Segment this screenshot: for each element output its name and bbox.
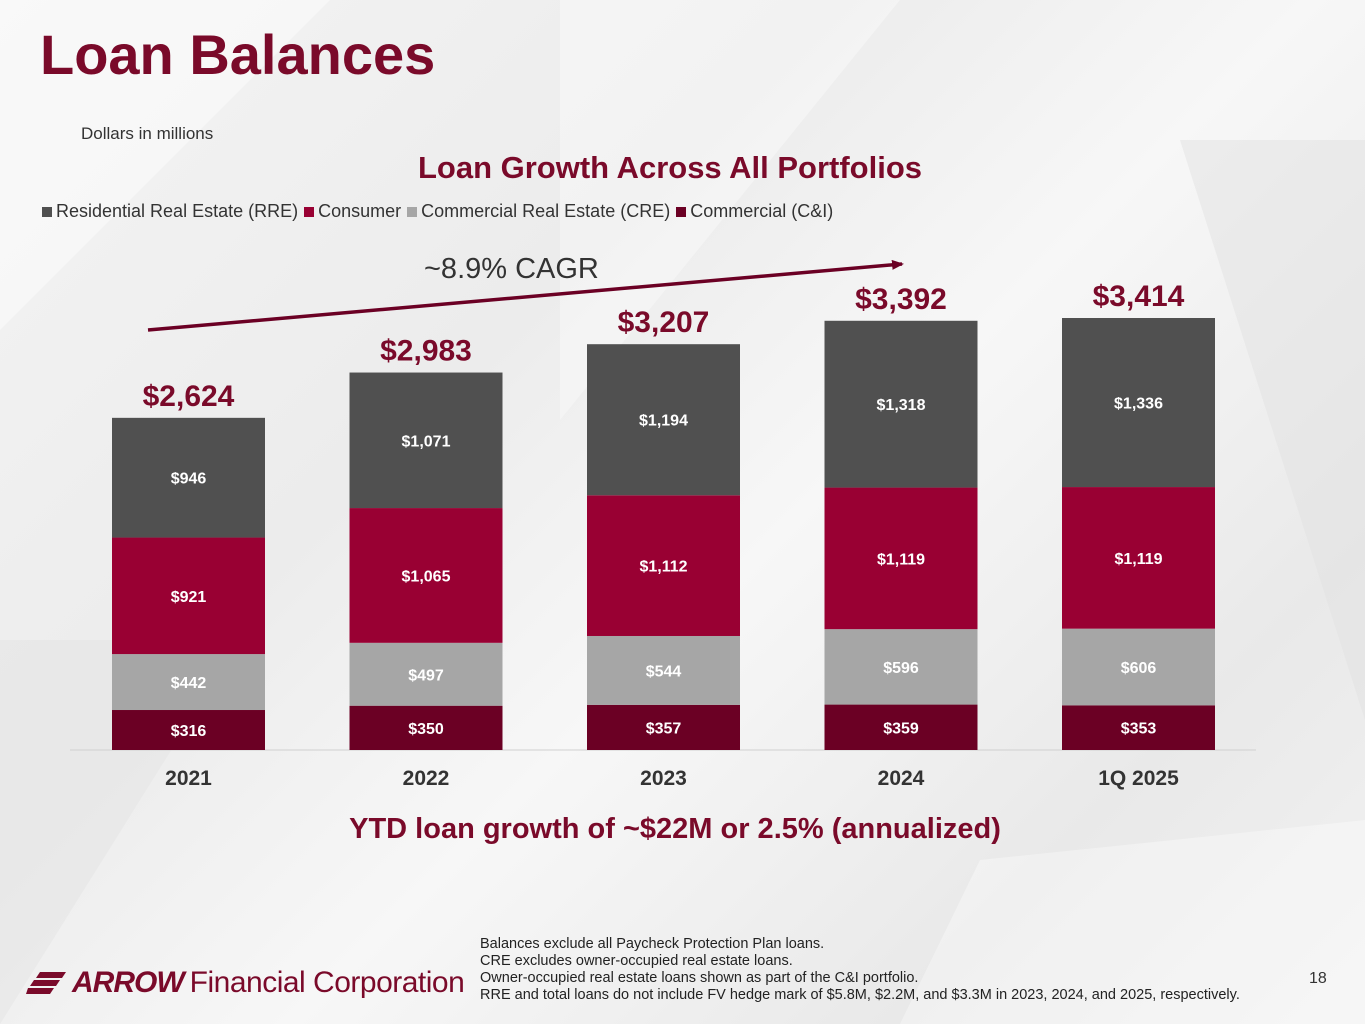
---
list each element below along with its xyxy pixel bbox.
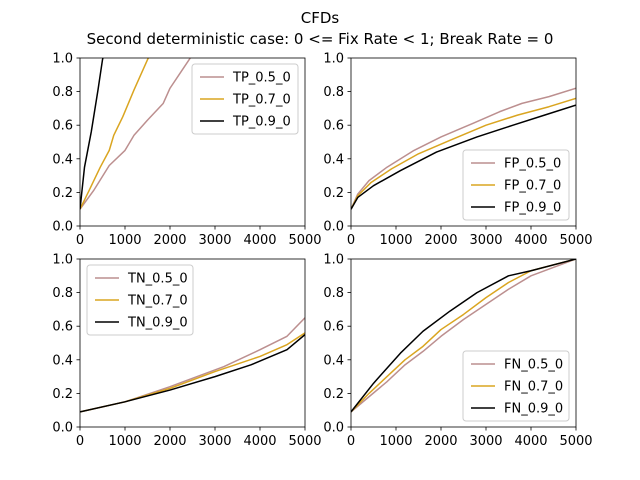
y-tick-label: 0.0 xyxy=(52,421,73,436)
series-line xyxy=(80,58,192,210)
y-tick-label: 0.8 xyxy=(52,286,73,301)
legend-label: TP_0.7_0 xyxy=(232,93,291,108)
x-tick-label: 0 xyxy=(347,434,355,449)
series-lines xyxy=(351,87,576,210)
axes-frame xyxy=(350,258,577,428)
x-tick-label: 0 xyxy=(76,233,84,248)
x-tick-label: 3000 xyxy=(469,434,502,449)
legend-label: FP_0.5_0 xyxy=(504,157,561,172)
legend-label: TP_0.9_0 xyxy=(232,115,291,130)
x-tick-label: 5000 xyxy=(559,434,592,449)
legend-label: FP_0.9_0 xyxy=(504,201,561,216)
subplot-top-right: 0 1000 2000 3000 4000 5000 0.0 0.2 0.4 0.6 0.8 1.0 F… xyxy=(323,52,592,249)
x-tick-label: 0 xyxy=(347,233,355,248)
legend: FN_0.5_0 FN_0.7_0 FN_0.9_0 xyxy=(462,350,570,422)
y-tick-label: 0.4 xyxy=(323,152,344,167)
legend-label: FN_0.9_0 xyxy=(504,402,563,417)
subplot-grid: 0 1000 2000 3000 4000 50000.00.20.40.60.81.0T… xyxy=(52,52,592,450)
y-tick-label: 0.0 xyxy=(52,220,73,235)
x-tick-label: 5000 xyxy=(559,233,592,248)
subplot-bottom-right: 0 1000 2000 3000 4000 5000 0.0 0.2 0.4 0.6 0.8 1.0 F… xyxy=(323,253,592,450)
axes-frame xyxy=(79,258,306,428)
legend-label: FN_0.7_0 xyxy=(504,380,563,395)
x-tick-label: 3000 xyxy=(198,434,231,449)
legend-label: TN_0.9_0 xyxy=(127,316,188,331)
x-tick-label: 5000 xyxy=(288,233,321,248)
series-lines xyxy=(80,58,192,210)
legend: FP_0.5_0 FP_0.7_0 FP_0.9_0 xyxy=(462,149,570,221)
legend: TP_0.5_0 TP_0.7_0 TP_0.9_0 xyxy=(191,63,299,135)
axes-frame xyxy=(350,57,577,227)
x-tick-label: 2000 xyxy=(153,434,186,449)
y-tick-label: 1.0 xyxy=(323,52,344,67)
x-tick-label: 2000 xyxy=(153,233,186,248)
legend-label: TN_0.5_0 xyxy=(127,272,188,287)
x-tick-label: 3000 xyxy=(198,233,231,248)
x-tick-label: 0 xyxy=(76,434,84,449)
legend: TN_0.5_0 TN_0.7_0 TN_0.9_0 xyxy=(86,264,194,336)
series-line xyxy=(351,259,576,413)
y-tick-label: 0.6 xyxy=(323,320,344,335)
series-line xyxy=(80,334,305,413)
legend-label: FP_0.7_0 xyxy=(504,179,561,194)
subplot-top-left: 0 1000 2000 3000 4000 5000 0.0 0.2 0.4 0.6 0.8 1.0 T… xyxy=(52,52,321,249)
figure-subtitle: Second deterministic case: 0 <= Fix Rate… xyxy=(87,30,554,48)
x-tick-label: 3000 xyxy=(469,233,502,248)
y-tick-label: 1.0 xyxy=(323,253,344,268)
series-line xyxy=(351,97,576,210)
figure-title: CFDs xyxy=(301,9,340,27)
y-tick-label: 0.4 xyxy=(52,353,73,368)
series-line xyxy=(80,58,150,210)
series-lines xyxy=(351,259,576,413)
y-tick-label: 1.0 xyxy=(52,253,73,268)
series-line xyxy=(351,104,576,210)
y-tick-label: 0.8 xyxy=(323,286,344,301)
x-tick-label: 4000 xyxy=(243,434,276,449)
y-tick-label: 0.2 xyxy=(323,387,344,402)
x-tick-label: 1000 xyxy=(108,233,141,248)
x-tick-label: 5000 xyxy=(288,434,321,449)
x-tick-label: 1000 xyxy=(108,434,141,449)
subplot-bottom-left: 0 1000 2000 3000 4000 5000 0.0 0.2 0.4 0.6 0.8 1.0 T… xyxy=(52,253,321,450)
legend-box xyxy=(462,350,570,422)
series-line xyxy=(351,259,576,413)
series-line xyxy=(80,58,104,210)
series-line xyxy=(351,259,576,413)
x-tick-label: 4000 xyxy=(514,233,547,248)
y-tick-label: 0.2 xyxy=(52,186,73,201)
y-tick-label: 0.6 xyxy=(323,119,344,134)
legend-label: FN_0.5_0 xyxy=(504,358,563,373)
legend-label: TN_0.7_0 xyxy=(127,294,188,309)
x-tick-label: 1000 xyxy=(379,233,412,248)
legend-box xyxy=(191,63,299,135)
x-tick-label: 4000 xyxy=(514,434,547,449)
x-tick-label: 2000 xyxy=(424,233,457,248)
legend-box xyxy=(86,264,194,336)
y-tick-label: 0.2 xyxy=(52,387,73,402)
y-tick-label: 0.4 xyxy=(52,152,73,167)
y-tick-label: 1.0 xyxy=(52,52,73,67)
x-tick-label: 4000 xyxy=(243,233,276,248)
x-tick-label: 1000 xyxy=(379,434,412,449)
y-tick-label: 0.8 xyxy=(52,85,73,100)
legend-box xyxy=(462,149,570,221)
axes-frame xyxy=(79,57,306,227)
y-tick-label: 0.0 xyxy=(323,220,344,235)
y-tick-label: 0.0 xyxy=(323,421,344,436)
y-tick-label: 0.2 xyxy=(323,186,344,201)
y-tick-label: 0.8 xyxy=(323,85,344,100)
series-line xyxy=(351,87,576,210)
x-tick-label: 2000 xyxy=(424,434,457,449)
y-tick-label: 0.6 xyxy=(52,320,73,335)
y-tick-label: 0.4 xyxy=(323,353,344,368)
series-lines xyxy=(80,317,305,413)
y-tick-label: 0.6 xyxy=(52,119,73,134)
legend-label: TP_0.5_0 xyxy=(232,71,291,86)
...
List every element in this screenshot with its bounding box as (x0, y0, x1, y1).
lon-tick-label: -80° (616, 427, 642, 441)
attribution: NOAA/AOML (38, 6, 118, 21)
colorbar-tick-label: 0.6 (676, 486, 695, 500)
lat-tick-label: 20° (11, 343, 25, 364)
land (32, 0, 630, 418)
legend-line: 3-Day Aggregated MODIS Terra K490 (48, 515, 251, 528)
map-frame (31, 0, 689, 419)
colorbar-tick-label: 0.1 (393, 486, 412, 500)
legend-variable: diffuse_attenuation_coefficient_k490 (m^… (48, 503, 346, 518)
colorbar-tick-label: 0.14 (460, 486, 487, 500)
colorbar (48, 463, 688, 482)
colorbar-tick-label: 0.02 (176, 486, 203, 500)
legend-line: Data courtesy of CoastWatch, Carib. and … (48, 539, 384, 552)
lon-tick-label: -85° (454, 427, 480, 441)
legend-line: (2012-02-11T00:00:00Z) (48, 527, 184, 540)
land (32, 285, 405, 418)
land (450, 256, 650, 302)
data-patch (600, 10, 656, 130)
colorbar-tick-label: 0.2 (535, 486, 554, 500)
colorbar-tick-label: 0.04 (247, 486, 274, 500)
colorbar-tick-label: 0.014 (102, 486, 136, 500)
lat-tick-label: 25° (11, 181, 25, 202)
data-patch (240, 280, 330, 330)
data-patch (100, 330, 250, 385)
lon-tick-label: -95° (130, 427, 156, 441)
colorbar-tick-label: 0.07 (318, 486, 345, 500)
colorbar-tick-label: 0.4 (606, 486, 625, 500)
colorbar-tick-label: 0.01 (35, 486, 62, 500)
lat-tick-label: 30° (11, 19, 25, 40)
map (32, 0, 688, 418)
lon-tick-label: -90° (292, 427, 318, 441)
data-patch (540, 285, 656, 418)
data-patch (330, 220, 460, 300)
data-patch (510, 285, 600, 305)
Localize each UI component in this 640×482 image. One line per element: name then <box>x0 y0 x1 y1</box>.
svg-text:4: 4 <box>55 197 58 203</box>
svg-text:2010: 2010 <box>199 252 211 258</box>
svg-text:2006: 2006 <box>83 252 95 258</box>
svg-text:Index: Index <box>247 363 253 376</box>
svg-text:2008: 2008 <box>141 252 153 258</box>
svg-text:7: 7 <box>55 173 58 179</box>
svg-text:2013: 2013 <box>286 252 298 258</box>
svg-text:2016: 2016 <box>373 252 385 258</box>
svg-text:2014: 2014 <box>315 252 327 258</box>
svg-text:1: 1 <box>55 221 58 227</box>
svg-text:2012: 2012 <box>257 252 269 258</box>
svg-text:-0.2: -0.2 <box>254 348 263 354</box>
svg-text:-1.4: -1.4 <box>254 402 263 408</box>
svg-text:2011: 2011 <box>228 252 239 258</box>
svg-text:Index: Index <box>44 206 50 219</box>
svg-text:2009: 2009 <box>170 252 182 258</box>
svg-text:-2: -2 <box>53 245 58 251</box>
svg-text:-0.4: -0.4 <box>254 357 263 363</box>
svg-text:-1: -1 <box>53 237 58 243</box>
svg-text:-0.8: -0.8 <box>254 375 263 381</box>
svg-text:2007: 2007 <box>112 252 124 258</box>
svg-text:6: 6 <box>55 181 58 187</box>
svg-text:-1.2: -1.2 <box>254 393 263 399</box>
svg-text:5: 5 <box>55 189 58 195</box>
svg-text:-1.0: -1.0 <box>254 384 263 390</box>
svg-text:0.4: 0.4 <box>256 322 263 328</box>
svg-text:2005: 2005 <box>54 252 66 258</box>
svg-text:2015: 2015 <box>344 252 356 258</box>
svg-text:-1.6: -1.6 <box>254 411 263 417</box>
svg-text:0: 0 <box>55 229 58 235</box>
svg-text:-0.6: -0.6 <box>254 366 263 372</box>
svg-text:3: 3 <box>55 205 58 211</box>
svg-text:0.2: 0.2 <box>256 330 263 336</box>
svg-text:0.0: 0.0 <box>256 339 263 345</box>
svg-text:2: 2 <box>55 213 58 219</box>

GIVEN EXERCISE
Arrange the lines of the records as a JSON list of strings, one string per line, starting at the line containing "list each element" and ending at the line containing "legend: FP_0.5_0 FP_0.7_0", both included. Omit blank lines and pictures.

EXERCISE ANSWER
[
  "list each element below along with its xyxy pixel bbox.",
  "y-tick-label: 0.0 xyxy=(52,421,73,436)",
  "series-line xyxy=(80,58,192,210)",
  "y-tick-label: 0.8 xyxy=(52,286,73,301)",
  "legend-label: TP_0.7_0 xyxy=(232,93,291,108)",
  "x-tick-label: 0 xyxy=(347,434,355,449)",
  "series-lines xyxy=(351,87,576,210)",
  "axes-frame xyxy=(350,258,577,428)",
  "x-tick-label: 0 xyxy=(76,233,84,248)",
  "x-tick-label: 3000 xyxy=(469,434,502,449)",
  "legend-label: FP_0.5_0 xyxy=(504,157,561,172)",
  "legend-label: TP_0.9_0 xyxy=(232,115,291,130)",
  "x-tick-label: 5000 xyxy=(559,434,592,449)",
  "legend-label: FP_0.9_0 xyxy=(504,201,561,216)",
  "subplot-top-right: 0 1000 2000 3000 4000 5000 0.0 0.2 0.4 0.6 0.8 1.0 F… xyxy=(323,52,592,249)",
  "x-tick-label: 0 xyxy=(347,233,355,248)",
  "legend: FN_0.5_0 FN_0.7_0 FN_0.9_0 xyxy=(462,350,570,422)",
  "y-tick-label: 0.4 xyxy=(323,152,344,167)",
  "legend-label: FN_0.9_0 xyxy=(504,402,563,417)",
  "subplot-grid: 0 1000 2000 3000 4000 50000.00.20.40.60.81.0T… xyxy=(52,52,592,450)",
  "y-tick-label: 0.0 xyxy=(52,220,73,235)",
  "x-tick-label: 5000 xyxy=(559,233,592,248)",
  "subplot-bottom-right: 0 1000 2000 3000 4000 5000 0.0 0.2 0.4 0.6 0.8 1.0 F… xyxy=(323,253,592,450)",
  "axes-frame xyxy=(79,258,306,428)",
  "legend-label: FN_0.7_0 xyxy=(504,380,563,395)",
  "x-tick-label: 3000 xyxy=(198,434,231,449)",
  "legend-label: TN_0.9_0 xyxy=(127,316,188,331)",
  "x-tick-label: 5000 xyxy=(288,233,321,248)",
  "series-lines xyxy=(80,58,192,210)",
  "legend: FP_0.5_0 FP_0.7_0 FP_0.9_0 xyxy=(462,149,570,221)"
]